> _BRIEF_:
Copy out each line of the material below with no changes.

.....

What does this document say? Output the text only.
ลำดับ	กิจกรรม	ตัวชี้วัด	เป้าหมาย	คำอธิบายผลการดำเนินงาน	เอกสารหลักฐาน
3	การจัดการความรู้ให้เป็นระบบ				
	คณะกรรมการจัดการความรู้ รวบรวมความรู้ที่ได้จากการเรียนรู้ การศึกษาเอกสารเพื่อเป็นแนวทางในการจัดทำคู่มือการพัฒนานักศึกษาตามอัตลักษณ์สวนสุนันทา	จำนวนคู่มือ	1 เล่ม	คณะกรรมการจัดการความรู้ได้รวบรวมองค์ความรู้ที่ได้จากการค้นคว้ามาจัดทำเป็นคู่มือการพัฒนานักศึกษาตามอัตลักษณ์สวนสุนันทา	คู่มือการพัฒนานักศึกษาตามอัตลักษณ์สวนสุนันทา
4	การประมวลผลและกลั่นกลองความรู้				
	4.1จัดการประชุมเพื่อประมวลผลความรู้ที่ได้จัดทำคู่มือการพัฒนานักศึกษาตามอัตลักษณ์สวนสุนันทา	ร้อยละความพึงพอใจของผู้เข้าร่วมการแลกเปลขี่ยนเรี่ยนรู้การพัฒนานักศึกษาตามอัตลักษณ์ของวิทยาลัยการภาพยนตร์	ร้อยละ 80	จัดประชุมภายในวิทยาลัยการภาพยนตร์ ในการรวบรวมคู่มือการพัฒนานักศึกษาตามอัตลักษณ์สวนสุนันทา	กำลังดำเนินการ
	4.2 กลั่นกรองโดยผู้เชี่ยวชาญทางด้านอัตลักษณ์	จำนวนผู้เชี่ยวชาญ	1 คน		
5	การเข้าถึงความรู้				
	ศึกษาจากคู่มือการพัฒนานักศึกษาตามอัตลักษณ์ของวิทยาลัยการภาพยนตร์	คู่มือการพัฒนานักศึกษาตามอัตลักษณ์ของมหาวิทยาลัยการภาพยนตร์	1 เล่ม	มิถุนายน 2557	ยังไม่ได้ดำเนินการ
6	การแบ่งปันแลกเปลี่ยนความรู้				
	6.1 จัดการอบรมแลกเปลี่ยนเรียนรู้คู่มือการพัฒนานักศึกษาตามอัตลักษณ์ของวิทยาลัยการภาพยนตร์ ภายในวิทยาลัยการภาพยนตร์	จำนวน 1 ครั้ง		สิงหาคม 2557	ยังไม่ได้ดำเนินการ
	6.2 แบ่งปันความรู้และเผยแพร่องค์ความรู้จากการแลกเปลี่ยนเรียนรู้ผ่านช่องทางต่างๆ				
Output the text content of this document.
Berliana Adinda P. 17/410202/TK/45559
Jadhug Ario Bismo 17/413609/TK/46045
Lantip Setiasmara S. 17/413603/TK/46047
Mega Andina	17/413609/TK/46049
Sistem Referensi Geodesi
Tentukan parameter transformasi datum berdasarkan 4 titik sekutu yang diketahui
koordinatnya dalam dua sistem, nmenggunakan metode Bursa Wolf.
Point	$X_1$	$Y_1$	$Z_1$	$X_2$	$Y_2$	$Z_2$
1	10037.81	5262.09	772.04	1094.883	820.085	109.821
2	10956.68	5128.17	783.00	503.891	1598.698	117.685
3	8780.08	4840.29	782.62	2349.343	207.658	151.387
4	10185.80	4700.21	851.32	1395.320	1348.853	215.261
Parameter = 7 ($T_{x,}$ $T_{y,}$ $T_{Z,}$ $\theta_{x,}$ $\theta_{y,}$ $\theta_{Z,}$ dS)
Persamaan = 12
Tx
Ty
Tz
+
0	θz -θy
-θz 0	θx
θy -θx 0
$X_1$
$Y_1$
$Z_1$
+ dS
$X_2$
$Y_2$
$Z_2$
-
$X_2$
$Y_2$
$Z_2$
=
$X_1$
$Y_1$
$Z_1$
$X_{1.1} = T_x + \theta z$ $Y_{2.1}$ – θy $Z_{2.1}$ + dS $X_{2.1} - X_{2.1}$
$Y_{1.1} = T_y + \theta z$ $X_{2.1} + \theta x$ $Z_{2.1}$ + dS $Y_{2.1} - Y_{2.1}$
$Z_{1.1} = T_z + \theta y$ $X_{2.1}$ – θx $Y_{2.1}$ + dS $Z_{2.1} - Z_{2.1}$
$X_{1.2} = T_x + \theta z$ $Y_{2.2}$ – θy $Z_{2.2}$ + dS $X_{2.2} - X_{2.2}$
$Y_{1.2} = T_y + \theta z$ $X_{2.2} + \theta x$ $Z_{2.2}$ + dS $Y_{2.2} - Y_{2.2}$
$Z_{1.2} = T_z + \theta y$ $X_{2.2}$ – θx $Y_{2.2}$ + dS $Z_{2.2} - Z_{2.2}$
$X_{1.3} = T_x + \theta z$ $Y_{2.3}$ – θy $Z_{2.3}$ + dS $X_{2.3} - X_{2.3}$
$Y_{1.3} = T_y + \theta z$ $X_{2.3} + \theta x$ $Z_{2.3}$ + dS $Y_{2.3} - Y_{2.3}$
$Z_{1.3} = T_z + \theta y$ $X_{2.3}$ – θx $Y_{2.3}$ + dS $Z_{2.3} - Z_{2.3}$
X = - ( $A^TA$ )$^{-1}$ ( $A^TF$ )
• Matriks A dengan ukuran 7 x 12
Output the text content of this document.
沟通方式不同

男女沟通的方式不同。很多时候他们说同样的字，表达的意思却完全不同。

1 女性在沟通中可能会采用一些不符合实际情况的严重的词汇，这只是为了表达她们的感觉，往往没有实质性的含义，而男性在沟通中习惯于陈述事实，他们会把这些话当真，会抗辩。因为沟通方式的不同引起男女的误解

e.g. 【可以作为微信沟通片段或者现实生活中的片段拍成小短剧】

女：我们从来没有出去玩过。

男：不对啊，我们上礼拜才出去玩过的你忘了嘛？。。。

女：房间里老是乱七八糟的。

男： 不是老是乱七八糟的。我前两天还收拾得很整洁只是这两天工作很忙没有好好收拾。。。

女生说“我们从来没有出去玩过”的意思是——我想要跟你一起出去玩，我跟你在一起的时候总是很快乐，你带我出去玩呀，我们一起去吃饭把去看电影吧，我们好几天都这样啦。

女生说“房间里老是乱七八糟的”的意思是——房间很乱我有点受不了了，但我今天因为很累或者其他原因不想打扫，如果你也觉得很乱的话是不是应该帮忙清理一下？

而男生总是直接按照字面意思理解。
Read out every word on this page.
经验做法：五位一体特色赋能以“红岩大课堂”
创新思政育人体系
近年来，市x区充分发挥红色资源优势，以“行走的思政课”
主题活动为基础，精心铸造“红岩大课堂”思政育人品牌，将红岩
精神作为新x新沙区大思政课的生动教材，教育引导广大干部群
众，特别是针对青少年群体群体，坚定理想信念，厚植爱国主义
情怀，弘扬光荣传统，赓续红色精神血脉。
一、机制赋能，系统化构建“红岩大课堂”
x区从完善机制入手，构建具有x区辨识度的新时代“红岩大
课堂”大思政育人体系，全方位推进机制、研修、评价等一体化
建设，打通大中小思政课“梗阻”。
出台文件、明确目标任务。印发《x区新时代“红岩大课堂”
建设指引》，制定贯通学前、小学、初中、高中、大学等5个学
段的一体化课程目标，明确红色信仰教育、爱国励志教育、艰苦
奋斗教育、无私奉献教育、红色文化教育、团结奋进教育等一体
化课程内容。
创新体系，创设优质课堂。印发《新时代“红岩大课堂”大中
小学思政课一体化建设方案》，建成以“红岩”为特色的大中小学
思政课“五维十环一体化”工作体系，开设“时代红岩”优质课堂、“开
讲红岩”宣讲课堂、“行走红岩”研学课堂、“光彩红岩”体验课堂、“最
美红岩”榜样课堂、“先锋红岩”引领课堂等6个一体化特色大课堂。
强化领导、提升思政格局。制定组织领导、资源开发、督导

.....

> _RESPONSE_:
What does this document say? Output the text only.
ลำดับ	กิจกรรม	ตัวชี้วัด	เป้าหมาย	คำอธิบายผลการดำเนินงาน	เอกสารหลักฐาน
3	การจัดการความรู้ให้เป็นระบบ				
	คณะกรรมการจัดการความรู้ รวบรวมความรู้ที่ได้จากการเรียนรู้ การศึกษาเอกสารเพื่อเป็นแนวทางในการจัดทำคู่มือการพัฒนานักศึกษาตามอัตลักษณ์สวนสุนันทา	จำนวนคู่มือ	1 เล่ม	คณะกรรมการจัดการความรู้ได้รวบรวมองค์ความรู้ที่ได้จากการค้นคว้ามาจัดทำเป็นคู่มือการพัฒนานักศึกษาตามอัตลักษณ์สวนสุนันทา	คู่มือการพัฒนานักศึกษาตามอัตลักษณ์สวนสุนันทา
4	การประมวลผลและกลั่นกลองความรู้				
	4.1จัดการประชุมเพื่อประมวลผลความรู้ที่ได้จัดทำคู่มือการพัฒนานักศึกษาตามอัตลักษณ์สวนสุนันทา	ร้อยละความพึงพอใจของผู้เข้าร่วมการแลกเปลขี่ยนเรี่ยนรู้การพัฒนานักศึกษาตามอัตลักษณ์ของวิทยาลัยการภาพยนตร์	ร้อยละ 80	จัดประชุมภายในวิทยาลัยการภาพยนตร์ ในการรวบรวมคู่มือการพัฒนานักศึกษาตามอัตลักษณ์สวนสุนันทา	กำลังดำเนินการ
	4.2 กลั่นกรองโดยผู้เชี่ยวชาญทางด้านอัตลักษณ์	จำนวนผู้เชี่ยวชาญ	1 คน		
5	การเข้าถึงความรู้				
	ศึกษาจากคู่มือการพัฒนานักศึกษาตามอัตลักษณ์ของวิทยาลัยการภาพยนตร์	คู่มือการพัฒนานักศึกษาตามอัตลักษณ์ของมหาวิทยาลัยการภาพยนตร์	1 เล่ม	มิถุนายน 2557	ยังไม่ได้ดำเนินการ
6	การแบ่งปันแลกเปลี่ยนความรู้				
	6.1 จัดการอบรมแลกเปลี่ยนเรียนรู้คู่มือการพัฒนานักศึกษาตามอัตลักษณ์ของวิทยาลัยการภาพยนตร์ ภายในวิทยาลัยการภาพยนตร์	จำนวน 1 ครั้ง		สิงหาคม 2557	ยังไม่ได้ดำเนินการ
	6.2 แบ่งปันความรู้และเผยแพร่องค์ความรู้จากการแลกเปลี่ยนเรียนรู้ผ่านช่องทางต่างๆ				
Output the text content of this document.
Berliana Adinda P. 17/410202/TK/45559
Jadhug Ario Bismo 17/413609/TK/46045
Lantip Setiasmara S. 17/413603/TK/46047
Mega Andina	17/413609/TK/46049
Sistem Referensi Geodesi
Tentukan parameter transformasi datum berdasarkan 4 titik sekutu yang diketahui
koordinatnya dalam dua sistem, nmenggunakan metode Bursa Wolf.
Point	$X_1$	$Y_1$	$Z_1$	$X_2$	$Y_2$	$Z_2$
1	10037.81	5262.09	772.04	1094.883	820.085	109.821
2	10956.68	5128.17	783.00	503.891	1598.698	117.685
3	8780.08	4840.29	782.62	2349.343	207.658	151.387
4	10185.80	4700.21	851.32	1395.320	1348.853	215.261
Parameter = 7 ($T_{x,}$ $T_{y,}$ $T_{Z,}$ $\theta_{x,}$ $\theta_{y,}$ $\theta_{Z,}$ dS)
Persamaan = 12
Tx
Ty
Tz
+
0	θz -θy
-θz 0	θx
θy -θx 0
$X_1$
$Y_1$
$Z_1$
+ dS
$X_2$
$Y_2$
$Z_2$
-
$X_2$
$Y_2$
$Z_2$
=
$X_1$
$Y_1$
$Z_1$
$X_{1.1} = T_x + \theta z$ $Y_{2.1}$ – θy $Z_{2.1}$ + dS $X_{2.1} - X_{2.1}$
$Y_{1.1} = T_y + \theta z$ $X_{2.1} + \theta x$ $Z_{2.1}$ + dS $Y_{2.1} - Y_{2.1}$
$Z_{1.1} = T_z + \theta y$ $X_{2.1}$ – θx $Y_{2.1}$ + dS $Z_{2.1} - Z_{2.1}$
$X_{1.2} = T_x + \theta z$ $Y_{2.2}$ – θy $Z_{2.2}$ + dS $X_{2.2} - X_{2.2}$
$Y_{1.2} = T_y + \theta z$ $X_{2.2} + \theta x$ $Z_{2.2}$ + dS $Y_{2.2} - Y_{2.2}$
$Z_{1.2} = T_z + \theta y$ $X_{2.2}$ – θx $Y_{2.2}$ + dS $Z_{2.2} - Z_{2.2}$
$X_{1.3} = T_x + \theta z$ $Y_{2.3}$ – θy $Z_{2.3}$ + dS $X_{2.3} - X_{2.3}$
$Y_{1.3} = T_y + \theta z$ $X_{2.3} + \theta x$ $Z_{2.3}$ + dS $Y_{2.3} - Y_{2.3}$
$Z_{1.3} = T_z + \theta y$ $X_{2.3}$ – θx $Y_{2.3}$ + dS $Z_{2.3} - Z_{2.3}$
X = - ( $A^TA$ )$^{-1}$ ( $A^TF$ )
• Matriks A dengan ukuran 7 x 12
Output the text content of this document.
沟通方式不同

男女沟通的方式不同。很多时候他们说同样的字，表达的意思却完全不同。

1 女性在沟通中可能会采用一些不符合实际情况的严重的词汇，这只是为了表达她们的感觉，往往没有实质性的含义，而男性在沟通中习惯于陈述事实，他们会把这些话当真，会抗辩。因为沟通方式的不同引起男女的误解

e.g. 【可以作为微信沟通片段或者现实生活中的片段拍成小短剧】

女：我们从来没有出去玩过。

男：不对啊，我们上礼拜才出去玩过的你忘了嘛？。。。

女：房间里老是乱七八糟的。

男： 不是老是乱七八糟的。我前两天还收拾得很整洁只是这两天工作很忙没有好好收拾。。。

女生说“我们从来没有出去玩过”的意思是——我想要跟你一起出去玩，我跟你在一起的时候总是很快乐，你带我出去玩呀，我们一起去吃饭把去看电影吧，我们好几天都这样啦。

女生说“房间里老是乱七八糟的”的意思是——房间很乱我有点受不了了，但我今天因为很累或者其他原因不想打扫，如果你也觉得很乱的话是不是应该帮忙清理一下？

而男生总是直接按照字面意思理解。
Read out every word on this page.
经验做法：五位一体特色赋能以“红岩大课堂”
创新思政育人体系
近年来，市x区充分发挥红色资源优势，以“行走的思政课”
主题活动为基础，精心铸造“红岩大课堂”思政育人品牌，将红岩
精神作为新x新沙区大思政课的生动教材，教育引导广大干部群
众，特别是针对青少年群体群体，坚定理想信念，厚植爱国主义
情怀，弘扬光荣传统，赓续红色精神血脉。
一、机制赋能，系统化构建“红岩大课堂”
x区从完善机制入手，构建具有x区辨识度的新时代“红岩大
课堂”大思政育人体系，全方位推进机制、研修、评价等一体化
建设，打通大中小思政课“梗阻”。
出台文件、明确目标任务。印发《x区新时代“红岩大课堂”
建设指引》，制定贯通学前、小学、初中、高中、大学等5个学
段的一体化课程目标，明确红色信仰教育、爱国励志教育、艰苦
奋斗教育、无私奉献教育、红色文化教育、团结奋进教育等一体
化课程内容。
创新体系，创设优质课堂。印发《新时代“红岩大课堂”大中
小学思政课一体化建设方案》，建成以“红岩”为特色的大中小学
思政课“五维十环一体化”工作体系，开设“时代红岩”优质课堂、“开
讲红岩”宣讲课堂、“行走红岩”研学课堂、“光彩红岩”体验课堂、“最
美红岩”榜样课堂、“先锋红岩”引领课堂等6个一体化特色大课堂。
强化领导、提升思政格局。制定组织领导、资源开发、督导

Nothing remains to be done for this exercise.